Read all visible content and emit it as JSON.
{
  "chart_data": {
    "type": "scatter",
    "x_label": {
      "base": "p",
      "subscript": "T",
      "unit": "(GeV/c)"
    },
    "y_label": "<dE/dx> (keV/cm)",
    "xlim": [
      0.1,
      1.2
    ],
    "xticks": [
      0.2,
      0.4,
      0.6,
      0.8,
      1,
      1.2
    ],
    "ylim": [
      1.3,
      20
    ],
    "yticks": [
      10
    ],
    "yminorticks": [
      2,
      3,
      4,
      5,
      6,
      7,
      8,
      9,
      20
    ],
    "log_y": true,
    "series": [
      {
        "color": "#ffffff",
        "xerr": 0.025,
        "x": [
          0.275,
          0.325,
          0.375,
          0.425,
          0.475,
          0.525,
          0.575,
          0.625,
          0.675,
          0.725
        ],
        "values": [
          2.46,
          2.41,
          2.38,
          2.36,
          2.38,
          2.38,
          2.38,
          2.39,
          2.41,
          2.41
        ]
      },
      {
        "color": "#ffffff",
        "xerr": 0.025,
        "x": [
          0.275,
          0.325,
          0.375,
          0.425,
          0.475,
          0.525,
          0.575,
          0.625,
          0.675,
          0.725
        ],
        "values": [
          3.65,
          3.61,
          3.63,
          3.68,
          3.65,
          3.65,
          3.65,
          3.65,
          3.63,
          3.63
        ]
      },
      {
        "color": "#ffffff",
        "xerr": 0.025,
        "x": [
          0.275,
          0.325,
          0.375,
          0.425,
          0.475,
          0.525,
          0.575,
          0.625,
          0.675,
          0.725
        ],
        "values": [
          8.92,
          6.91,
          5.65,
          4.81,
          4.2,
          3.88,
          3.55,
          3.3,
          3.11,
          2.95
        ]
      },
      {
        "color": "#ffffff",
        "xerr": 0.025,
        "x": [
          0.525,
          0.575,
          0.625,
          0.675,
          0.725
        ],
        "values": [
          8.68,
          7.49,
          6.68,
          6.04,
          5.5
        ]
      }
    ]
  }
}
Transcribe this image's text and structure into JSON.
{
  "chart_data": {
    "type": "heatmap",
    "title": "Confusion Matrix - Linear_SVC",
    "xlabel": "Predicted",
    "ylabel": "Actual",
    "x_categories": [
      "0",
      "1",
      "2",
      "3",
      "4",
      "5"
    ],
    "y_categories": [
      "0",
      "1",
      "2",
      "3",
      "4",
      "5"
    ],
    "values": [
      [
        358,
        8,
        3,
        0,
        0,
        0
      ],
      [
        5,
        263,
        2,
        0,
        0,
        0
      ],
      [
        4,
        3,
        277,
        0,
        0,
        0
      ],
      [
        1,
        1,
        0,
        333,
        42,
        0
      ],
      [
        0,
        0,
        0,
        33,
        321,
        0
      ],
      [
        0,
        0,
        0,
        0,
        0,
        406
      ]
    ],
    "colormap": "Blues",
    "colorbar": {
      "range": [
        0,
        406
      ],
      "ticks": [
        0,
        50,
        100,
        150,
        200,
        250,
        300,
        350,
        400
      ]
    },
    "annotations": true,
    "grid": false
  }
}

WHAT TO WORK ON:
Reproduce all of the records exactly.

TASK RESULT:
Read all visible content and emit it as JSON.
{
  "chart_data": {
    "type": "scatter",
    "x_label": {
      "base": "p",
      "subscript": "T",
      "unit": "(GeV/c)"
    },
    "y_label": "<dE/dx> (keV/cm)",
    "xlim": [
      0.1,
      1.2
    ],
    "xticks": [
      0.2,
      0.4,
      0.6,
      0.8,
      1,
      1.2
    ],
    "ylim": [
      1.3,
      20
    ],
    "yticks": [
      10
    ],
    "yminorticks": [
      2,
      3,
      4,
      5,
      6,
      7,
      8,
      9,
      20
    ],
    "log_y": true,
    "series": [
      {
        "color": "#ffffff",
        "xerr": 0.025,
        "x": [
          0.275,
          0.325,
          0.375,
          0.425,
          0.475,
          0.525,
          0.575,
          0.625,
          0.675,
          0.725
        ],
        "values": [
          2.46,
          2.41,
          2.38,
          2.36,
          2.38,
          2.38,
          2.38,
          2.39,
          2.41,
          2.41
        ]
      },
      {
        "color": "#ffffff",
        "xerr": 0.025,
        "x": [
          0.275,
          0.325,
          0.375,
          0.425,
          0.475,
          0.525,
          0.575,
          0.625,
          0.675,
          0.725
        ],
        "values": [
          3.65,
          3.61,
          3.63,
          3.68,
          3.65,
          3.65,
          3.65,
          3.65,
          3.63,
          3.63
        ]
      },
      {
        "color": "#ffffff",
        "xerr": 0.025,
        "x": [
          0.275,
          0.325,
          0.375,
          0.425,
          0.475,
          0.525,
          0.575,
          0.625,
          0.675,
          0.725
        ],
        "values": [
          8.92,
          6.91,
          5.65,
          4.81,
          4.2,
          3.88,
          3.55,
          3.3,
          3.11,
          2.95
        ]
      },
      {
        "color": "#ffffff",
        "xerr": 0.025,
        "x": [
          0.525,
          0.575,
          0.625,
          0.675,
          0.725
        ],
        "values": [
          8.68,
          7.49,
          6.68,
          6.04,
          5.5
        ]
      }
    ]
  }
}
Transcribe this image's text and structure into JSON.
{
  "chart_data": {
    "type": "heatmap",
    "title": "Confusion Matrix - Linear_SVC",
    "xlabel": "Predicted",
    "ylabel": "Actual",
    "x_categories": [
      "0",
      "1",
      "2",
      "3",
      "4",
      "5"
    ],
    "y_categories": [
      "0",
      "1",
      "2",
      "3",
      "4",
      "5"
    ],
    "values": [
      [
        358,
        8,
        3,
        0,
        0,
        0
      ],
      [
        5,
        263,
        2,
        0,
        0,
        0
      ],
      [
        4,
        3,
        277,
        0,
        0,
        0
      ],
      [
        1,
        1,
        0,
        333,
        42,
        0
      ],
      [
        0,
        0,
        0,
        33,
        321,
        0
      ],
      [
        0,
        0,
        0,
        0,
        0,
        406
      ]
    ],
    "colormap": "Blues",
    "colorbar": {
      "range": [
        0,
        406
      ],
      "ticks": [
        0,
        50,
        100,
        150,
        200,
        250,
        300,
        350,
        400
      ]
    },
    "annotations": true,
    "grid": false
  }
}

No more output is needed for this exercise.